Exercise => For the material that follows, list every line containing the word "bank".

%%

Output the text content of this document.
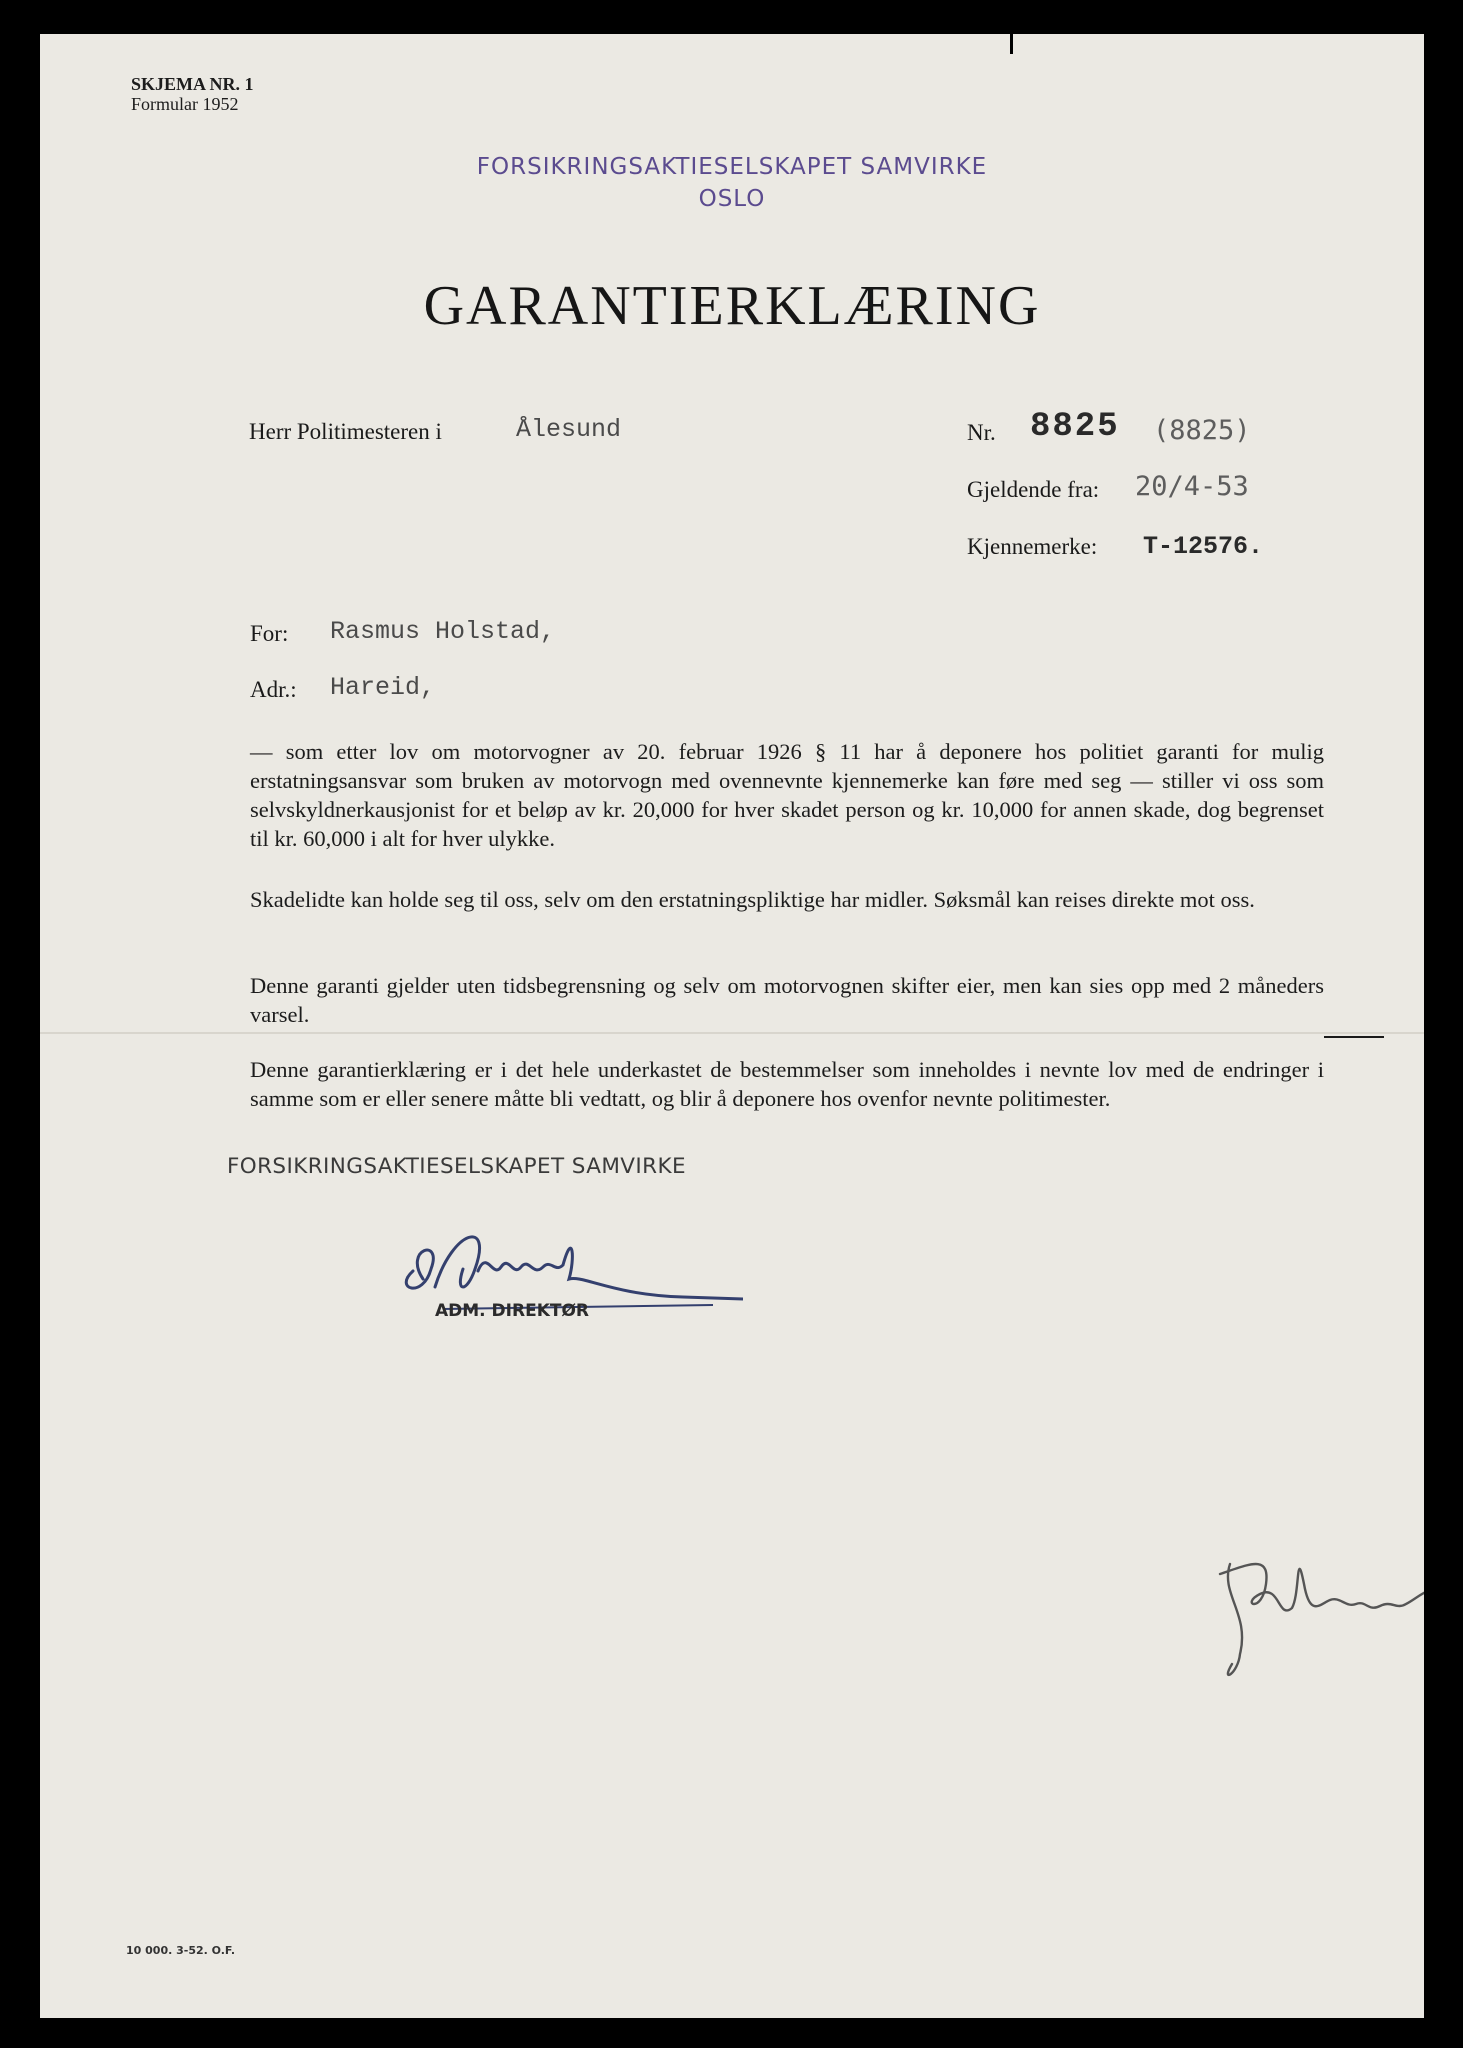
SKJEMA NR. 1
Formular 1952
FORSIKRINGSAKTIESELSKAPET SAMVIRKE
OSLO
GARANTIERKLÆRING
Herr Politimesteren i	Ålesund	Nr. 8825 (8825)
Gjeldende fra: 20/4-53
Kjennemerke: T-12576.
For: Rasmus Holstad,
Adr.: Hareid,

— som etter lov om motorvogner av 20. februar 1926 § 11 har å deponere hos politiet garanti for mulig erstatningsansvar som bruken av motorvogn med ovennevnte kjennemerke kan føre med seg — stiller vi oss som selvskyldnerkausjonist for et beløp av kr. 20,000 for hver skadet person og kr. 10,000 for annen skade, dog begrenset til kr. 60,000 i alt for hver ulykke.

Skadelidte kan holde seg til oss, selv om den erstatningspliktige har midler. Søksmål kan reises direkte mot oss.

Denne garanti gjelder uten tidsbegrensning og selv om motorvognen skifter eier, men kan sies opp med 2 måneders varsel.

Denne garantierklæring er i det hele underkastet de bestemmelser som inneholdes i nevnte lov med de endringer i samme som er eller senere måtte bli vedtatt, og blir å deponere hos ovenfor nevnte politimester.

FORSIKRINGSAKTIESELSKAPET SAMVIRKE
ADM. DIREKTØR
10 000. 3-52. O.F.
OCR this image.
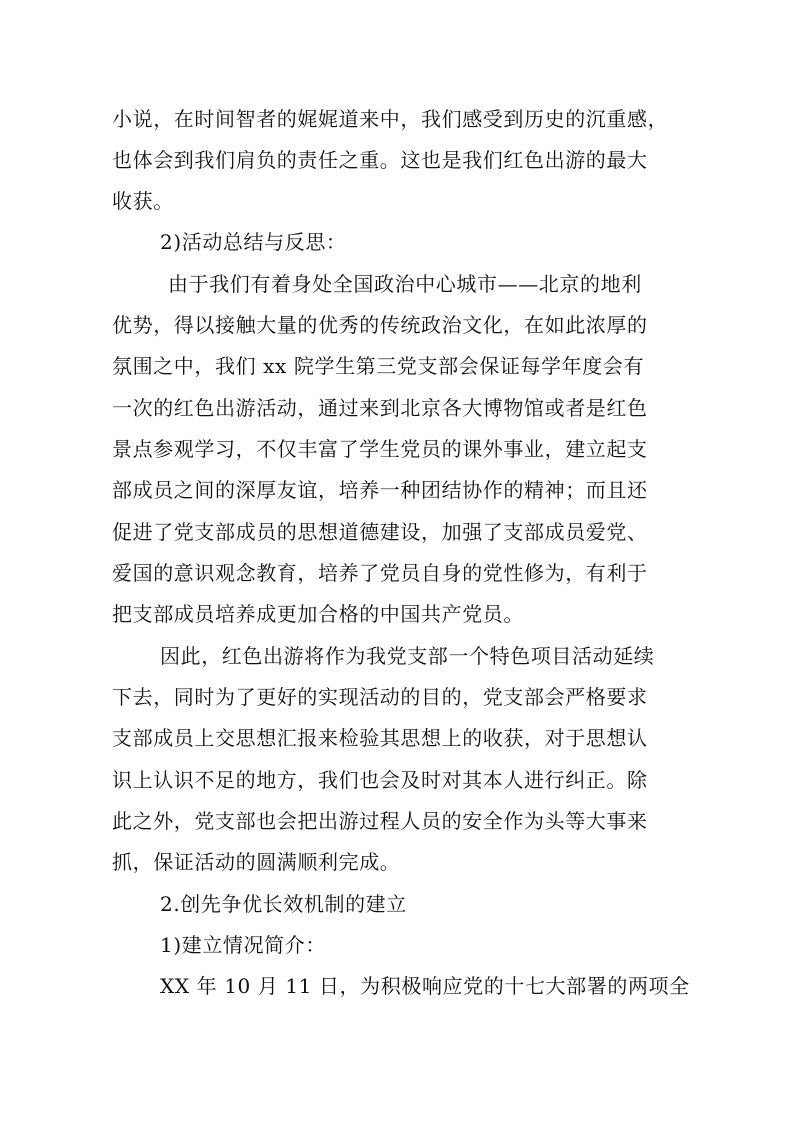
小说，在时间智者的娓娓道来中，我们感受到历史的沉重感，
也体会到我们肩负的责任之重。这也是我们红色出游的最大
收获。
2)活动总结与反思：
由于我们有着身处全国政治中心城市——北京的地利
优势，得以接触大量的优秀的传统政治文化，在如此浓厚的
氛围之中，我们 xx 院学生第三党支部会保证每学年度会有
一次的红色出游活动，通过来到北京各大博物馆或者是红色
景点参观学习，不仅丰富了学生党员的课外事业，建立起支
部成员之间的深厚友谊，培养一种团结协作的精神；而且还
促进了党支部成员的思想道德建设，加强了支部成员爱党、
爱国的意识观念教育，培养了党员自身的党性修为，有利于
把支部成员培养成更加合格的中国共产党员。
因此，红色出游将作为我党支部一个特色项目活动延续
下去，同时为了更好的实现活动的目的，党支部会严格要求
支部成员上交思想汇报来检验其思想上的收获，对于思想认
识上认识不足的地方，我们也会及时对其本人进行纠正。除
此之外，党支部也会把出游过程人员的安全作为头等大事来
抓，保证活动的圆满顺利完成。
2.创先争优长效机制的建立
1)建立情况简介：
XX 年 10 月 11 日，为积极响应党的十七大部署的两项全
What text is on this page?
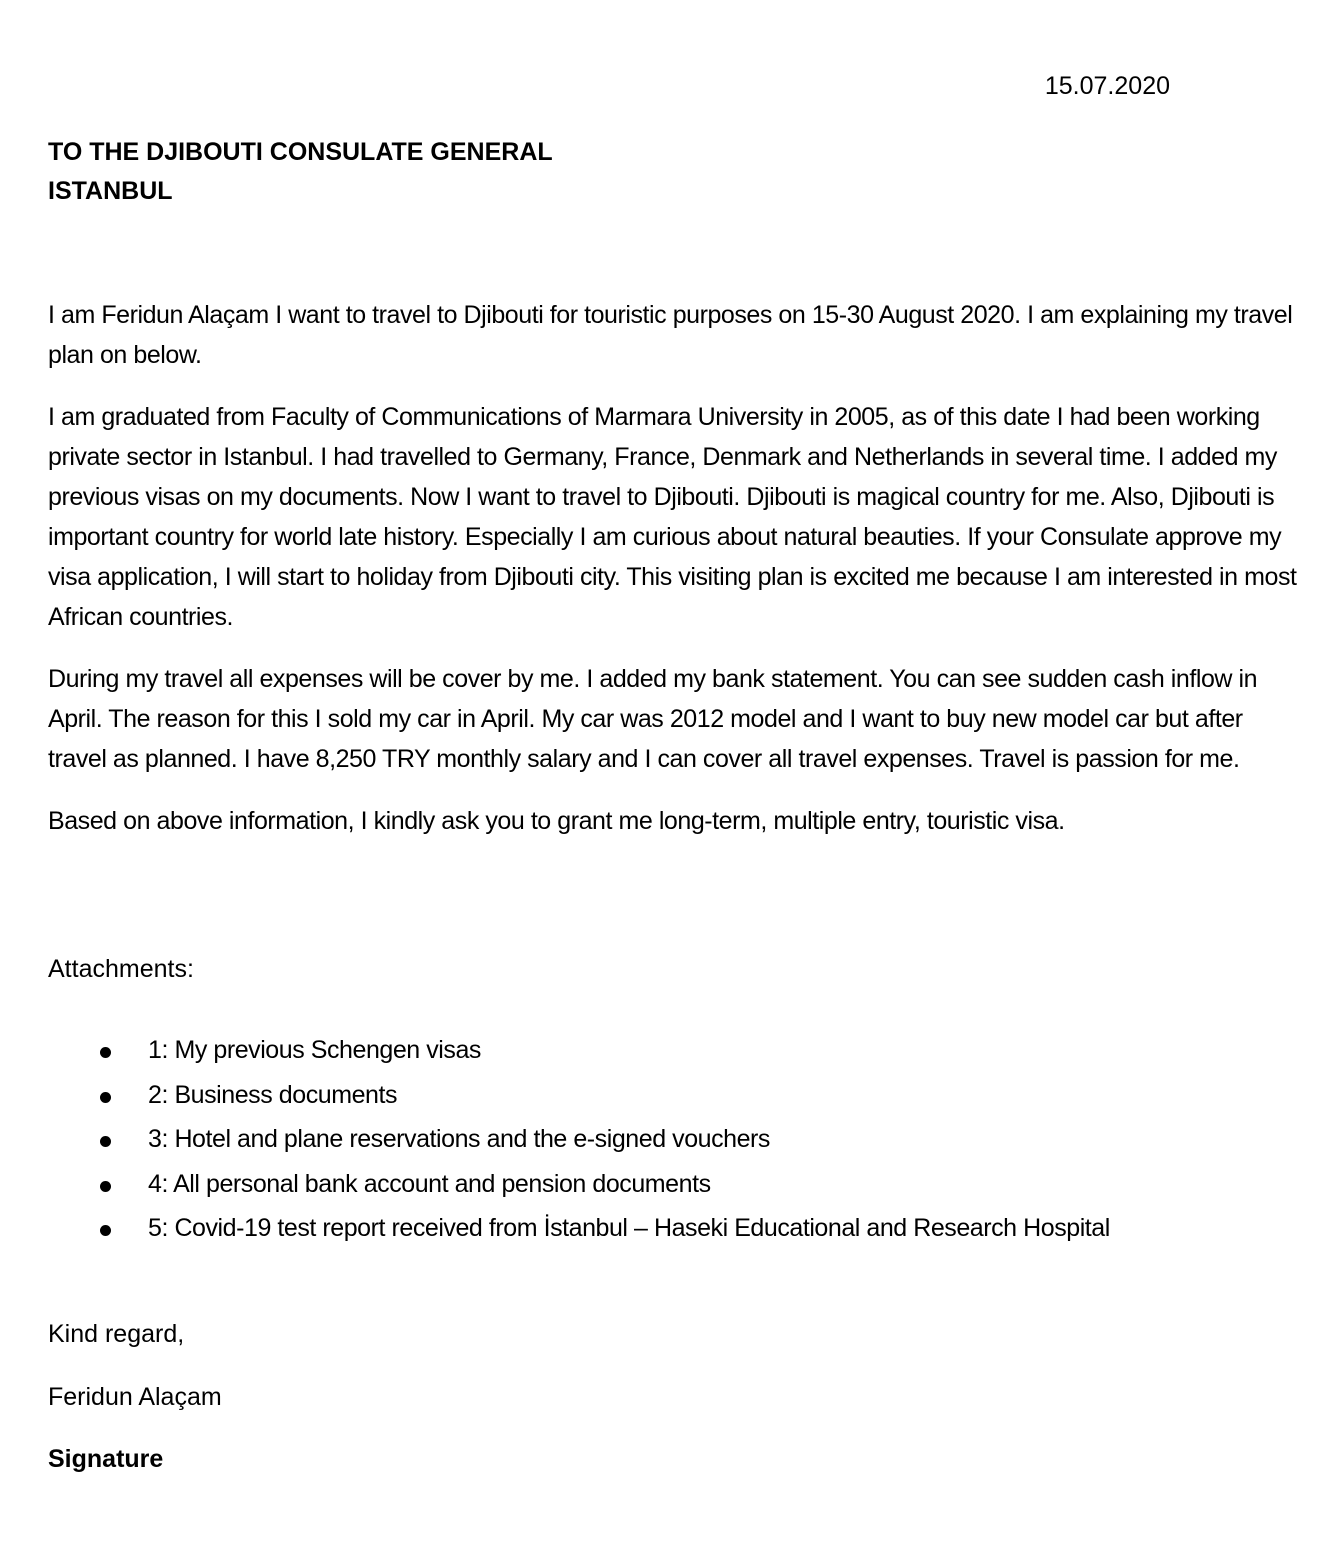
15.07.2020
TO THE DJIBOUTI CONSULATE GENERAL
ISTANBUL

I am Feridun Alaçam I want to travel to Djibouti for touristic purposes on 15-30 August 2020. I am explaining my travel plan on below.

I am graduated from Faculty of Communications of Marmara University in 2005, as of this date I had been working private sector in Istanbul. I had travelled to Germany, France, Denmark and Netherlands in several time. I added my previous visas on my documents. Now I want to travel to Djibouti. Djibouti is magical country for me. Also, Djibouti is important country for world late history. Especially I am curious about natural beauties. If your Consulate approve my visa application, I will start to holiday from Djibouti city. This visiting plan is excited me because I am interested in most African countries.

During my travel all expenses will be cover by me. I added my bank statement. You can see sudden cash inflow in April. The reason for this I sold my car in April. My car was 2012 model and I want to buy new model car but after travel as planned. I have 8,250 TRY monthly salary and I can cover all travel expenses. Travel is passion for me.

Based on above information, I kindly ask you to grant me long-term, multiple entry, touristic visa.

Attachments:
1: My previous Schengen visas
2: Business documents
3: Hotel and plane reservations and the e-signed vouchers
4: All personal bank account and pension documents
5: Covid-19 test report received from İstanbul – Haseki Educational and Research Hospital
Kind regard,
Feridun Alaçam
Signature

%%

Answer to this problem =>
During my travel all expenses will be cover by me. I added my bank statement. You can see sudden cash inflow in April. The reason for this I sold my car in April. My car was 2012 model and I want to buy new model car but after travel as planned. I have 8,250 TRY monthly salary and I can cover all travel expenses. Travel is passion for me.
4: All personal bank account and pension documents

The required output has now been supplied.